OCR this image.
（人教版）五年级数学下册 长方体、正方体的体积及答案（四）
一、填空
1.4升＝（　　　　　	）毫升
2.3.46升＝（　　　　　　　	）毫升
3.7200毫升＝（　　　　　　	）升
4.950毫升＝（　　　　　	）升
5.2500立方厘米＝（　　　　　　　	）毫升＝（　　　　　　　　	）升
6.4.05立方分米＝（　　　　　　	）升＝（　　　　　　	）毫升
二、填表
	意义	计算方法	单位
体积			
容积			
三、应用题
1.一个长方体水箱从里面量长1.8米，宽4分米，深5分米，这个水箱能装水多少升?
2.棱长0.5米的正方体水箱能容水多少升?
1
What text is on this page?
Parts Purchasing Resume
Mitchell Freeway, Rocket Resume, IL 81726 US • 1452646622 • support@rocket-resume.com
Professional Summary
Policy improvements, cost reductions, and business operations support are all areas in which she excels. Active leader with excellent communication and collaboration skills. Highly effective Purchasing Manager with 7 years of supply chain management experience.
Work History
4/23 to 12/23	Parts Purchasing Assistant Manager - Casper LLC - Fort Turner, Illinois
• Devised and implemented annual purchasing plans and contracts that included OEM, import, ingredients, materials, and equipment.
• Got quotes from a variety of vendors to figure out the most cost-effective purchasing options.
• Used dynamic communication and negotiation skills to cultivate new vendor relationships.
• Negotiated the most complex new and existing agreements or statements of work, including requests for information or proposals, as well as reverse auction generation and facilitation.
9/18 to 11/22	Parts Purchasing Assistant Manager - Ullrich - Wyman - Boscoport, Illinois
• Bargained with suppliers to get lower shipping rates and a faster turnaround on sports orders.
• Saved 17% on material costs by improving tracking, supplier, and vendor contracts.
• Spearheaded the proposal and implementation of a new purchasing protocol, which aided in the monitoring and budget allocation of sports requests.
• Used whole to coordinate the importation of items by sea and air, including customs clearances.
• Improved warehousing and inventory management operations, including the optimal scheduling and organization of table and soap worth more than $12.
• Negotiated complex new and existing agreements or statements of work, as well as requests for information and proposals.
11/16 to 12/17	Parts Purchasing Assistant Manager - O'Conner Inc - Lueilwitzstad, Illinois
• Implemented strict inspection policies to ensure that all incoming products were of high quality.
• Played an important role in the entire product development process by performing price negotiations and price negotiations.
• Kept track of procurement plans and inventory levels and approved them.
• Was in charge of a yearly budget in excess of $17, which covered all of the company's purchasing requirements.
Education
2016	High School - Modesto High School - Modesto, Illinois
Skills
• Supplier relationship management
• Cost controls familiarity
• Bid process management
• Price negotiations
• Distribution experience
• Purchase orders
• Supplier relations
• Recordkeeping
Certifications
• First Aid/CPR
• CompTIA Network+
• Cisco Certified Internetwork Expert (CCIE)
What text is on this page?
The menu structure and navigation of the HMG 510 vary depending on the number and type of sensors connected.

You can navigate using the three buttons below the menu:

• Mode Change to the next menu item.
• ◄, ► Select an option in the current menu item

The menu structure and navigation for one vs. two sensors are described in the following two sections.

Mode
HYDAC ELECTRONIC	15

# # # #

- THE TASK
Copy out each line exactly as written.

- EXERCISE RESULT
OCR this image.
（人教版）五年级数学下册 长方体、正方体的体积及答案（四）
一、填空
1.4升＝（　　　　　	）毫升
2.3.46升＝（　　　　　　　	）毫升
3.7200毫升＝（　　　　　　	）升
4.950毫升＝（　　　　　	）升
5.2500立方厘米＝（　　　　　　　	）毫升＝（　　　　　　　　	）升
6.4.05立方分米＝（　　　　　　	）升＝（　　　　　　	）毫升
二、填表
	意义	计算方法	单位
体积			
容积			
三、应用题
1.一个长方体水箱从里面量长1.8米，宽4分米，深5分米，这个水箱能装水多少升?
2.棱长0.5米的正方体水箱能容水多少升?
1
What text is on this page?
Parts Purchasing Resume
Mitchell Freeway, Rocket Resume, IL 81726 US • 1452646622 • support@rocket-resume.com
Professional Summary
Policy improvements, cost reductions, and business operations support are all areas in which she excels. Active leader with excellent communication and collaboration skills. Highly effective Purchasing Manager with 7 years of supply chain management experience.
Work History
4/23 to 12/23	Parts Purchasing Assistant Manager - Casper LLC - Fort Turner, Illinois
• Devised and implemented annual purchasing plans and contracts that included OEM, import, ingredients, materials, and equipment.
• Got quotes from a variety of vendors to figure out the most cost-effective purchasing options.
• Used dynamic communication and negotiation skills to cultivate new vendor relationships.
• Negotiated the most complex new and existing agreements or statements of work, including requests for information or proposals, as well as reverse auction generation and facilitation.
9/18 to 11/22	Parts Purchasing Assistant Manager - Ullrich - Wyman - Boscoport, Illinois
• Bargained with suppliers to get lower shipping rates and a faster turnaround on sports orders.
• Saved 17% on material costs by improving tracking, supplier, and vendor contracts.
• Spearheaded the proposal and implementation of a new purchasing protocol, which aided in the monitoring and budget allocation of sports requests.
• Used whole to coordinate the importation of items by sea and air, including customs clearances.
• Improved warehousing and inventory management operations, including the optimal scheduling and organization of table and soap worth more than $12.
• Negotiated complex new and existing agreements or statements of work, as well as requests for information and proposals.
11/16 to 12/17	Parts Purchasing Assistant Manager - O'Conner Inc - Lueilwitzstad, Illinois
• Implemented strict inspection policies to ensure that all incoming products were of high quality.
• Played an important role in the entire product development process by performing price negotiations and price negotiations.
• Kept track of procurement plans and inventory levels and approved them.
• Was in charge of a yearly budget in excess of $17, which covered all of the company's purchasing requirements.
Education
2016	High School - Modesto High School - Modesto, Illinois
Skills
• Supplier relationship management
• Cost controls familiarity
• Bid process management
• Price negotiations
• Distribution experience
• Purchase orders
• Supplier relations
• Recordkeeping
Certifications
• First Aid/CPR
• CompTIA Network+
• Cisco Certified Internetwork Expert (CCIE)
What text is on this page?
The menu structure and navigation of the HMG 510 vary depending on the number and type of sensors connected.

You can navigate using the three buttons below the menu:

• Mode Change to the next menu item.
• ◄, ► Select an option in the current menu item

The menu structure and navigation for one vs. two sensors are described in the following two sections.

Mode
HYDAC ELECTRONIC	15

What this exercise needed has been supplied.